┏━━
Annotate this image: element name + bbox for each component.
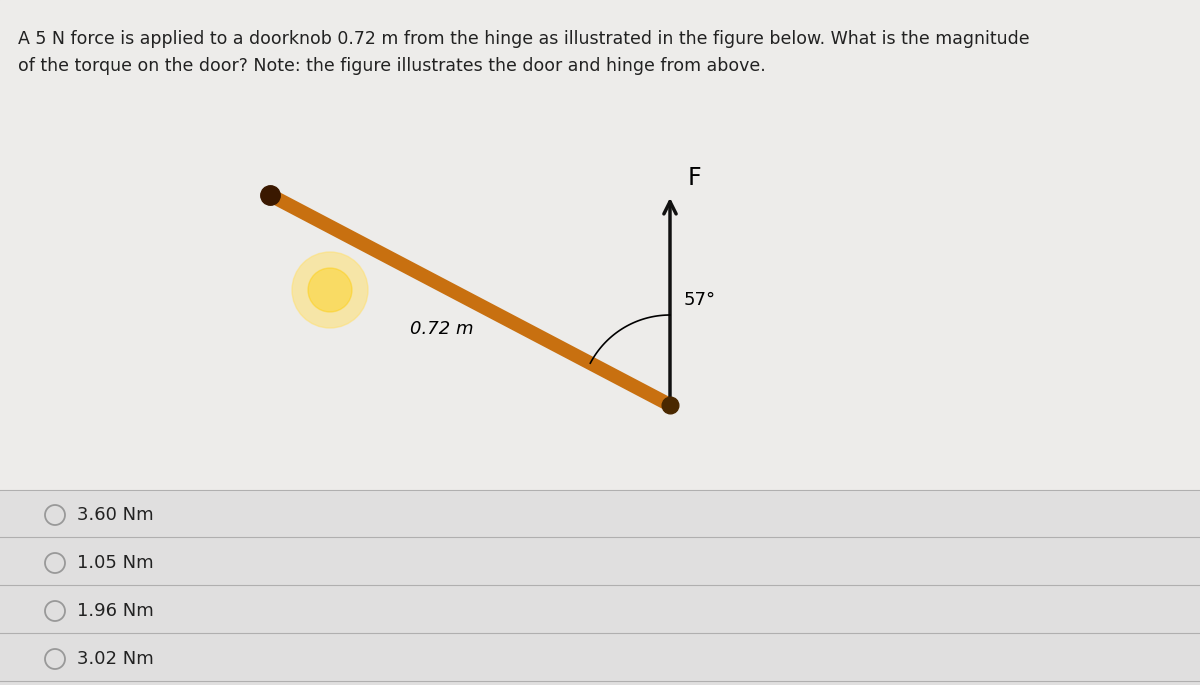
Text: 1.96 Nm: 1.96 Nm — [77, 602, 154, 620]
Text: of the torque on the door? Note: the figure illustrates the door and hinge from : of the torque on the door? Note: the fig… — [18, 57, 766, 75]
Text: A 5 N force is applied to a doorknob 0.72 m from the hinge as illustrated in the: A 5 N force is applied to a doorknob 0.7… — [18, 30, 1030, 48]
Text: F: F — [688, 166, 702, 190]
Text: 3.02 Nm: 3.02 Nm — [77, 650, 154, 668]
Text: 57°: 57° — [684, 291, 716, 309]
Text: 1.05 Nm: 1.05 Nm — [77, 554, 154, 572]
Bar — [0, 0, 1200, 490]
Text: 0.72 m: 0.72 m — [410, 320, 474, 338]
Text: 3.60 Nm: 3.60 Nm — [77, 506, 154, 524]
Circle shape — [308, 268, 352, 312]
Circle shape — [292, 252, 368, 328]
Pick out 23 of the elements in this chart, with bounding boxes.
┗━━
* What to work on *
Reproduce every line of the data above verbatim, leaving out the pictures.

* Result of the task *
Annotate this image: element name + bbox for each component.
Text: 1.96 Nm: 1.96 Nm — [77, 602, 154, 620]
Text: of the torque on the door? Note: the figure illustrates the door and hinge from : of the torque on the door? Note: the fig… — [18, 57, 766, 75]
Text: A 5 N force is applied to a doorknob 0.72 m from the hinge as illustrated in the: A 5 N force is applied to a doorknob 0.7… — [18, 30, 1030, 48]
Text: F: F — [688, 166, 702, 190]
Text: 3.02 Nm: 3.02 Nm — [77, 650, 154, 668]
Text: 57°: 57° — [684, 291, 716, 309]
Text: 1.05 Nm: 1.05 Nm — [77, 554, 154, 572]
Bar — [0, 0, 1200, 490]
Text: 0.72 m: 0.72 m — [410, 320, 474, 338]
Text: 3.60 Nm: 3.60 Nm — [77, 506, 154, 524]
Circle shape — [308, 268, 352, 312]
Circle shape — [292, 252, 368, 328]
Pick out 23 of the elements in this chart, with bounding boxes.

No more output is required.